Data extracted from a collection
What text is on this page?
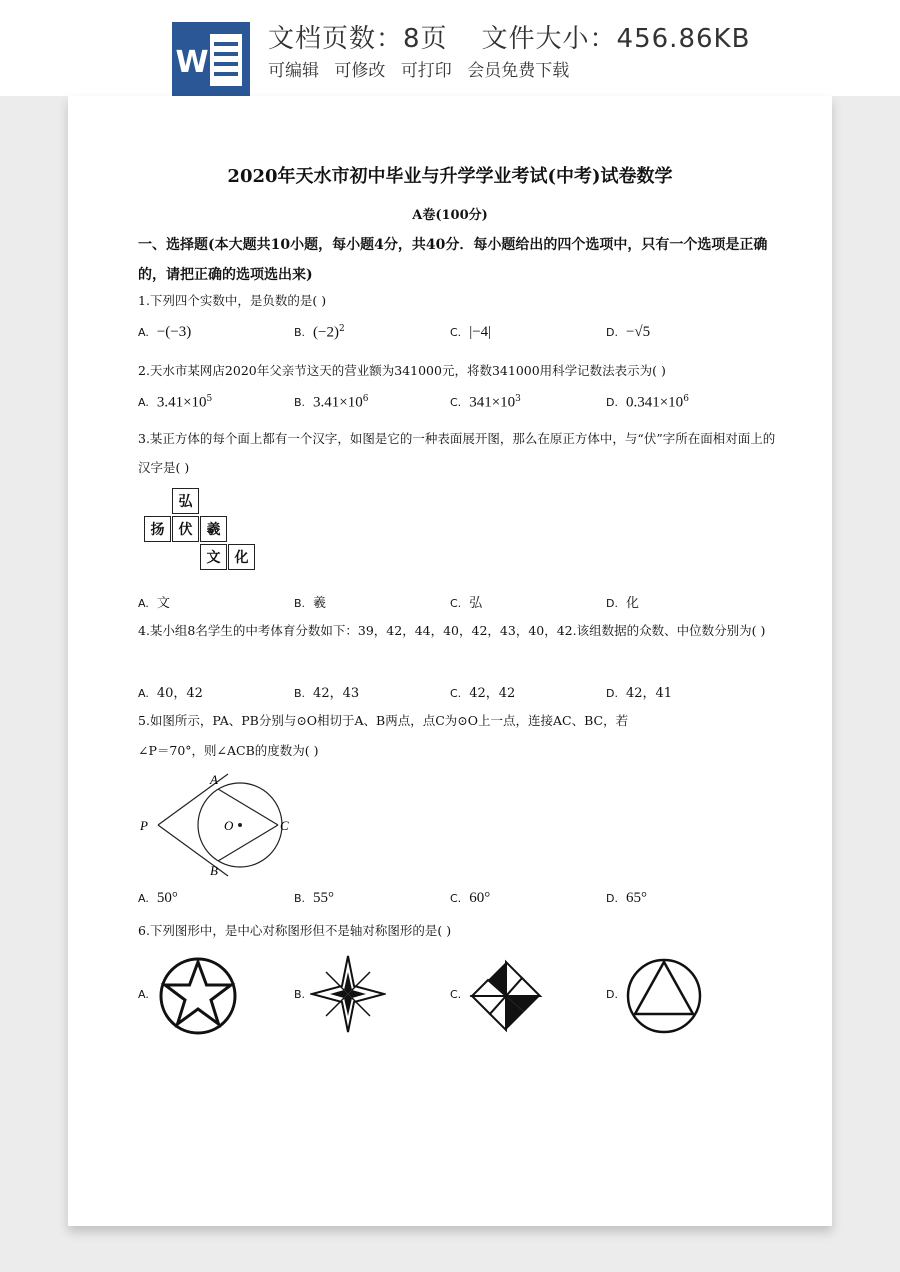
W
文档页数：8页 文件大小：456.86KB
可编辑 可修改 可打印 会员免费下载
2020年天水市初中毕业与升学学业考试(中考)试卷数学
A卷(100分)
一、选择题(本大题共10小题，每小题4分，共40分．每小题给出的四个选项中，只有一个选项是正确的，请把正确的选项选出来)
1.下列四个实数中，是负数的是( )
A. −(−3)	B. $(-2)^2$	C. |−4|	D. −√5
2.天水市某网店2020年父亲节这天的营业额为341000元，将数341000用科学记数法表示为( )
A. $3.41\times 10^5$	B. $3.41\times 10^6$	C. $341\times 10^3$	D. $0.341\times 10^6$
3.某正方体的每个面上都有一个汉字，如图是它的一种表面展开图，那么在原正方体中，与“伏”字所在面相对面上的汉字是( )
弘
扬	伏	羲
文	化
A. 文	B. 羲	C. 弘	D. 化
4.某小组8名学生的中考体育分数如下：39，42，44，40，42，43，40，42.该组数据的众数、中位数分别为( )
A. 40，42	B. 42，43	C. 42，42	D. 42，41
5.如图所示，PA、PB分别与⊙O相切于A、B两点，点C为⊙O上一点，连接AC、BC，若
∠P＝70°，则∠ACB的度数为( )
P
A
B
C
O
A. 50°	B. 55°	C. 60°	D. 65°
6.下列图形中，是中心对称图形但不是轴对称图形的是( )
A.	B.	C.	D.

Task objective
Make a verbatim copy of all the entries and strip out the pictures.

Finished task
What text is on this page?
W
文档页数：8页 文件大小：456.86KB
可编辑 可修改 可打印 会员免费下载
2020年天水市初中毕业与升学学业考试(中考)试卷数学
A卷(100分)
一、选择题(本大题共10小题，每小题4分，共40分．每小题给出的四个选项中，只有一个选项是正确的，请把正确的选项选出来)
1.下列四个实数中，是负数的是( )
A. −(−3)	B. $(-2)^2$	C. |−4|	D. −√5
2.天水市某网店2020年父亲节这天的营业额为341000元，将数341000用科学记数法表示为( )
A. $3.41\times 10^5$	B. $3.41\times 10^6$	C. $341\times 10^3$	D. $0.341\times 10^6$
3.某正方体的每个面上都有一个汉字，如图是它的一种表面展开图，那么在原正方体中，与“伏”字所在面相对面上的汉字是( )
弘
扬	伏	羲
文	化
A. 文	B. 羲	C. 弘	D. 化
4.某小组8名学生的中考体育分数如下：39，42，44，40，42，43，40，42.该组数据的众数、中位数分别为( )
A. 40，42	B. 42，43	C. 42，42	D. 42，41
5.如图所示，PA、PB分别与⊙O相切于A、B两点，点C为⊙O上一点，连接AC、BC，若
∠P＝70°，则∠ACB的度数为( )
P
A
B
C
O
A. 50°	B. 55°	C. 60°	D. 65°
6.下列图形中，是中心对称图形但不是轴对称图形的是( )
A.	B.	C.	D.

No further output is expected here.